# [EXERCISE OBJECTIVE]
Copy every record below exactly as written, but leave out the pictures.

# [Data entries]

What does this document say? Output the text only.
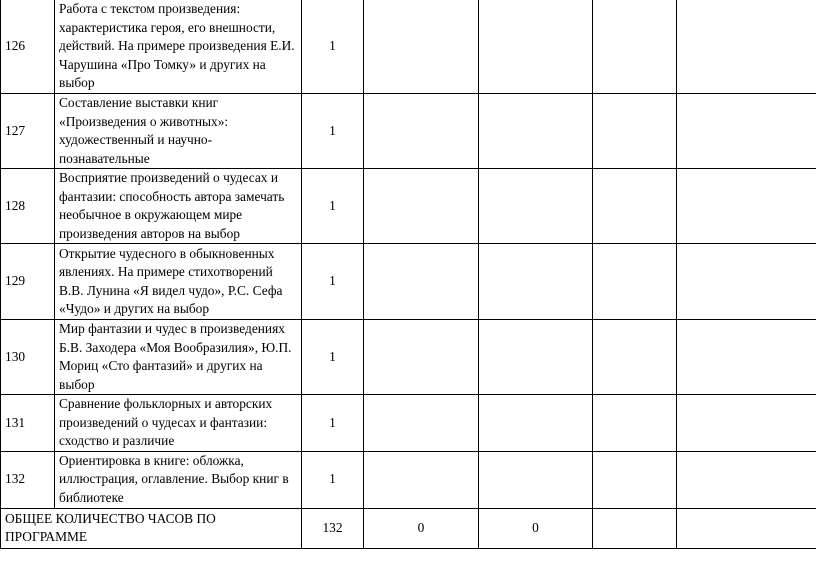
126	Работа с текстом произведения: характеристика героя, его внешности, действий. На примере произведения Е.И. Чарушина «Про Томку» и других на выбор	1				
127	Составление выставки книг «Произведения о животных»: художественный и научно-познавательные	1				
128	Восприятие произведений о чудесах и фантазии: способность автора замечать необычное в окружающем мире произведения авторов на выбор	1				
129	Открытие чудесного в обыкновенных явлениях. На примере стихотворений В.В. Лунина «Я видел чудо», Р.С. Сефа «Чудо» и других на выбор	1				
130	Мир фантазии и чудес в произведениях Б.В. Заходера «Моя Вообразилия», Ю.П. Мориц «Сто фантазий» и других на выбор	1				
131	Сравнение фольклорных и авторских произведений о чудесах и фантазии: сходство и различие	1				
132	Ориентировка в книге: обложка, иллюстрация, оглавление. Выбор книг в библиотеке	1				
ОБЩЕЕ КОЛИЧЕСТВО ЧАСОВ ПО ПРОГРАММЕ		132	0	0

# [TASK ANSWER]
What does this document say? Output the text only.
126	Работа с текстом произведения: характеристика героя, его внешности, действий. На примере произведения Е.И. Чарушина «Про Томку» и других на выбор	1				
127	Составление выставки книг «Произведения о животных»: художественный и научно-познавательные	1				
128	Восприятие произведений о чудесах и фантазии: способность автора замечать необычное в окружающем мире произведения авторов на выбор	1				
129	Открытие чудесного в обыкновенных явлениях. На примере стихотворений В.В. Лунина «Я видел чудо», Р.С. Сефа «Чудо» и других на выбор	1				
130	Мир фантазии и чудес в произведениях Б.В. Заходера «Моя Вообразилия», Ю.П. Мориц «Сто фантазий» и других на выбор	1				
131	Сравнение фольклорных и авторских произведений о чудесах и фантазии: сходство и различие	1				
132	Ориентировка в книге: обложка, иллюстрация, оглавление. Выбор книг в библиотеке	1				
ОБЩЕЕ КОЛИЧЕСТВО ЧАСОВ ПО ПРОГРАММЕ		132	0	0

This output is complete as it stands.